**TASK OBJECTIVE:** Write out the entries below once more, exactly, with the pictures left out.

[Figure record extracts]
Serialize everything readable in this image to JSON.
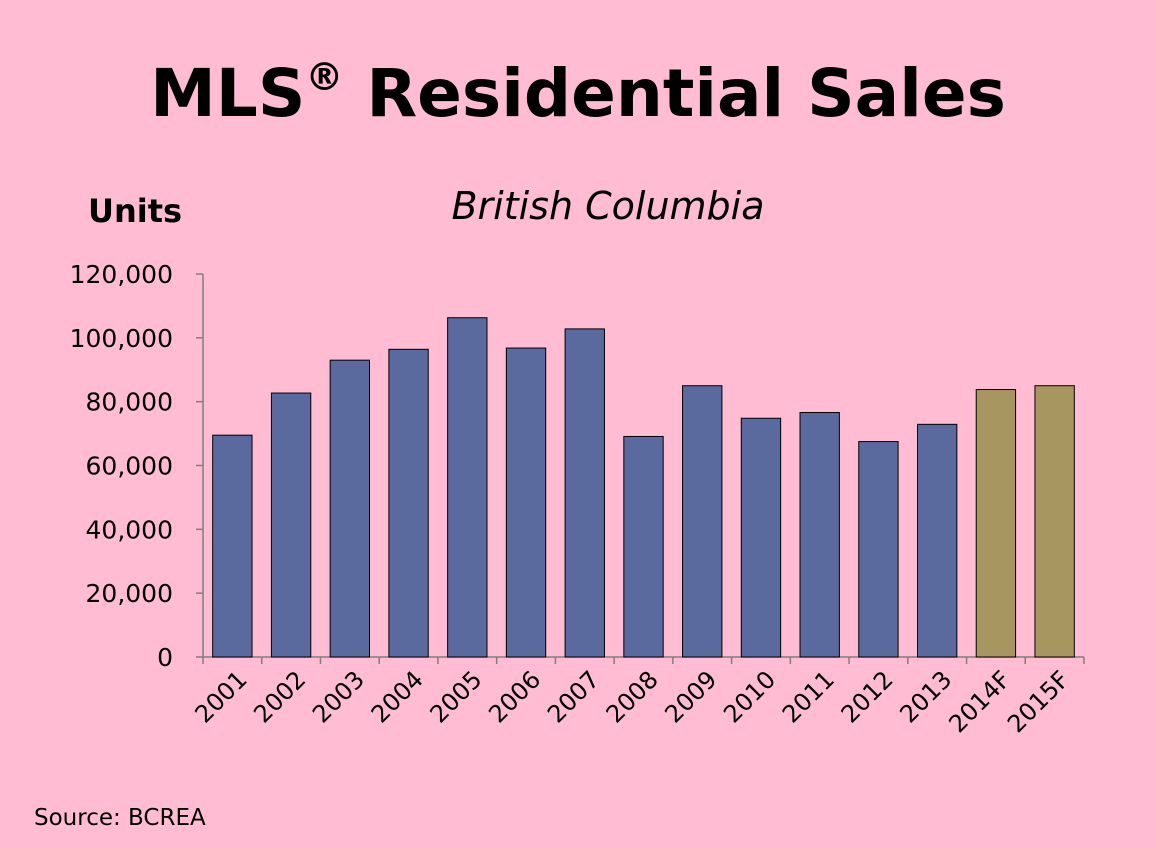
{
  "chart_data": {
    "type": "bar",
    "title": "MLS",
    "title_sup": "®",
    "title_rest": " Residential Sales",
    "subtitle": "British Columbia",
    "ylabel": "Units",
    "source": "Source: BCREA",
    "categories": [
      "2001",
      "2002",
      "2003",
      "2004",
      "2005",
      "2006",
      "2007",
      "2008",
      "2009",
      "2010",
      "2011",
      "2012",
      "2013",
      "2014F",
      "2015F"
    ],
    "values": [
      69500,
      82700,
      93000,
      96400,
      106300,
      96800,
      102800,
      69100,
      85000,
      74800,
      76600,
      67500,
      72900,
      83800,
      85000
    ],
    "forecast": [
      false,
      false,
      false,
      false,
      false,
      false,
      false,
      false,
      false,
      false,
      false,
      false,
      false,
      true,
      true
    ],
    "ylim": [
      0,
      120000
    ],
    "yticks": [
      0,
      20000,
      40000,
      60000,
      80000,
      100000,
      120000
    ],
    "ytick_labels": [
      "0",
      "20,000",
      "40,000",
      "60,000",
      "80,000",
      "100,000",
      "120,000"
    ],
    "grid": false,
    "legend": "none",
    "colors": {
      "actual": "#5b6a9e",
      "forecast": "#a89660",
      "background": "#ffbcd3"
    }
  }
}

**COMPLETED EXERCISE:**
Serialize everything readable in this image to JSON.
{
  "chart_data": {
    "type": "bar",
    "title": "MLS",
    "title_sup": "®",
    "title_rest": " Residential Sales",
    "subtitle": "British Columbia",
    "ylabel": "Units",
    "source": "Source: BCREA",
    "categories": [
      "2001",
      "2002",
      "2003",
      "2004",
      "2005",
      "2006",
      "2007",
      "2008",
      "2009",
      "2010",
      "2011",
      "2012",
      "2013",
      "2014F",
      "2015F"
    ],
    "values": [
      69500,
      82700,
      93000,
      96400,
      106300,
      96800,
      102800,
      69100,
      85000,
      74800,
      76600,
      67500,
      72900,
      83800,
      85000
    ],
    "forecast": [
      false,
      false,
      false,
      false,
      false,
      false,
      false,
      false,
      false,
      false,
      false,
      false,
      false,
      true,
      true
    ],
    "ylim": [
      0,
      120000
    ],
    "yticks": [
      0,
      20000,
      40000,
      60000,
      80000,
      100000,
      120000
    ],
    "ytick_labels": [
      "0",
      "20,000",
      "40,000",
      "60,000",
      "80,000",
      "100,000",
      "120,000"
    ],
    "grid": false,
    "legend": "none",
    "colors": {
      "actual": "#5b6a9e",
      "forecast": "#a89660",
      "background": "#ffbcd3"
    }
  }
}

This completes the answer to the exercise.